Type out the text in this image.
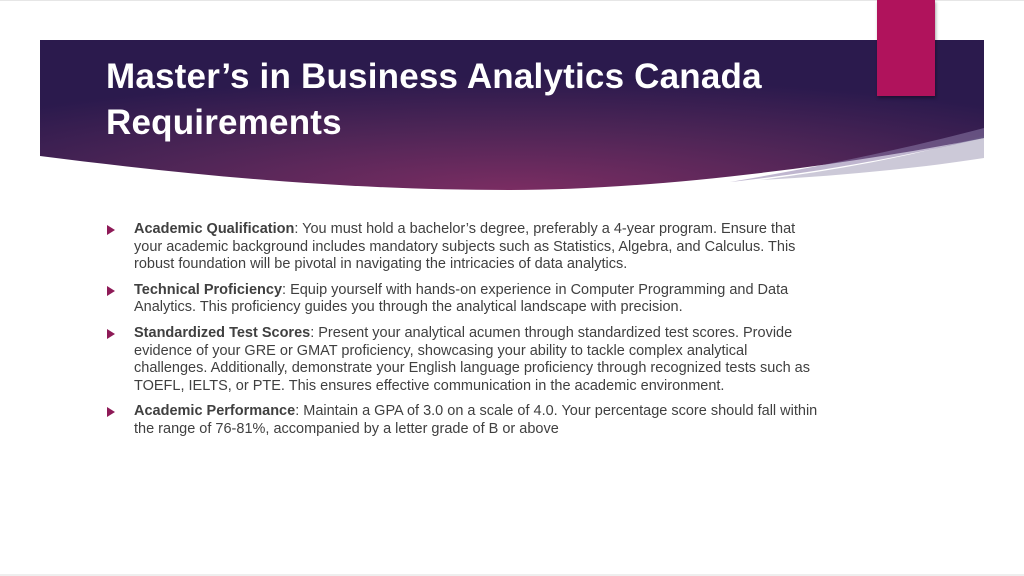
Master’s in Business Analytics Canada Requirements
Academic Qualification: You must hold a bachelor’s degree, preferably a 4-year program. Ensure that your academic background includes mandatory subjects such as Statistics, Algebra, and Calculus. This robust foundation will be pivotal in navigating the intricacies of data analytics.
Technical Proficiency: Equip yourself with hands-on experience in Computer Programming and Data Analytics. This proficiency guides you through the analytical landscape with precision.
Standardized Test Scores: Present your analytical acumen through standardized test scores. Provide evidence of your GRE or GMAT proficiency, showcasing your ability to tackle complex analytical challenges. Additionally, demonstrate your English language proficiency through recognized tests such as TOEFL, IELTS, or PTE. This ensures effective communication in the academic environment.
Academic Performance: Maintain a GPA of 3.0 on a scale of 4.0. Your percentage score should fall within the range of 76-81%, accompanied by a letter grade of B or above
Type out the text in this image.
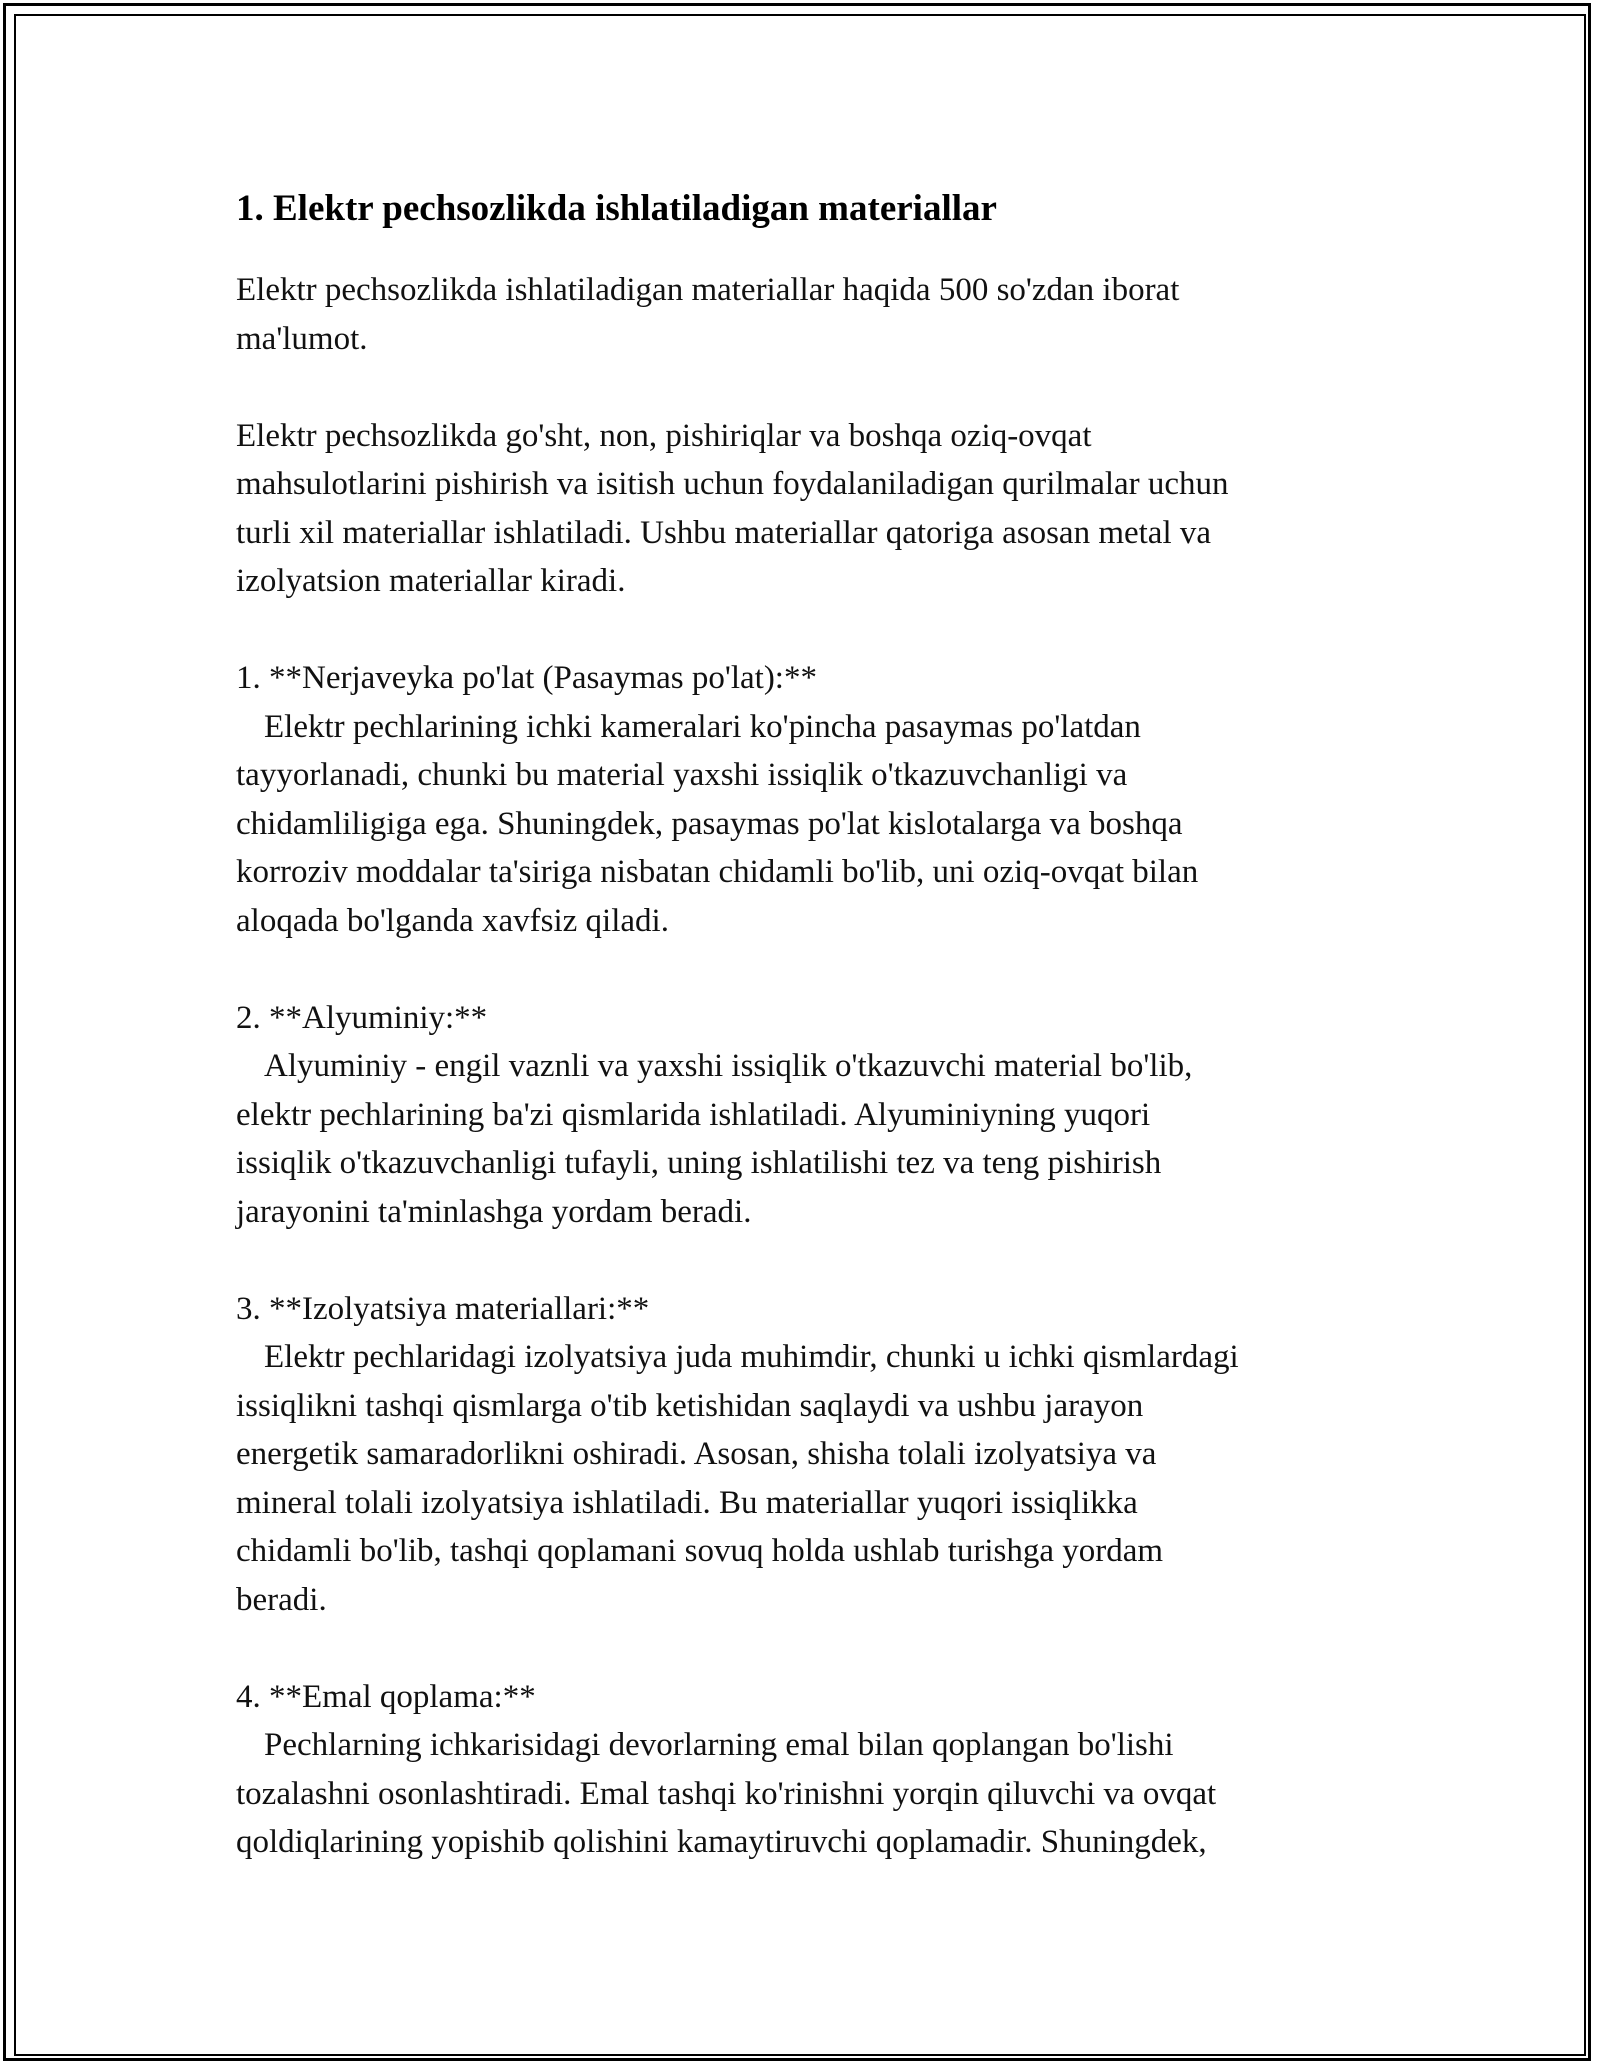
1. Elektr pechsozlikda ishlatiladigan materiallar

Elektr pechsozlikda ishlatiladigan materiallar haqida 500 so'zdan iborat
ma'lumot.

Elektr pechsozlikda go'sht, non, pishiriqlar va boshqa oziq-ovqat
mahsulotlarini pishirish va isitish uchun foydalaniladigan qurilmalar uchun
turli xil materiallar ishlatiladi. Ushbu materiallar qatoriga asosan metal va
izolyatsion materiallar kiradi.

1. **Nerjaveyka po'lat (Pasaymas po'lat):**

Elektr pechlarining ichki kameralari ko'pincha pasaymas po'latdan
tayyorlanadi, chunki bu material yaxshi issiqlik o'tkazuvchanligi va
chidamliligiga ega. Shuningdek, pasaymas po'lat kislotalarga va boshqa
korroziv moddalar ta'siriga nisbatan chidamli bo'lib, uni oziq-ovqat bilan
aloqada bo'lganda xavfsiz qiladi.

2. **Alyuminiy:**

Alyuminiy - engil vaznli va yaxshi issiqlik o'tkazuvchi material bo'lib,
elektr pechlarining ba'zi qismlarida ishlatiladi. Alyuminiyning yuqori
issiqlik o'tkazuvchanligi tufayli, uning ishlatilishi tez va teng pishirish
jarayonini ta'minlashga yordam beradi.

3. **Izolyatsiya materiallari:**

Elektr pechlaridagi izolyatsiya juda muhimdir, chunki u ichki qismlardagi
issiqlikni tashqi qismlarga o'tib ketishidan saqlaydi va ushbu jarayon
energetik samaradorlikni oshiradi. Asosan, shisha tolali izolyatsiya va
mineral tolali izolyatsiya ishlatiladi. Bu materiallar yuqori issiqlikka
chidamli bo'lib, tashqi qoplamani sovuq holda ushlab turishga yordam
beradi.

4. **Emal qoplama:**

Pechlarning ichkarisidagi devorlarning emal bilan qoplangan bo'lishi
tozalashni osonlashtiradi. Emal tashqi ko'rinishni yorqin qiluvchi va ovqat
qoldiqlarining yopishib qolishini kamaytiruvchi qoplamadir. Shuningdek,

Your task
Give only the number of lines in the material above that include the word "beradi".

Solution to this problem
2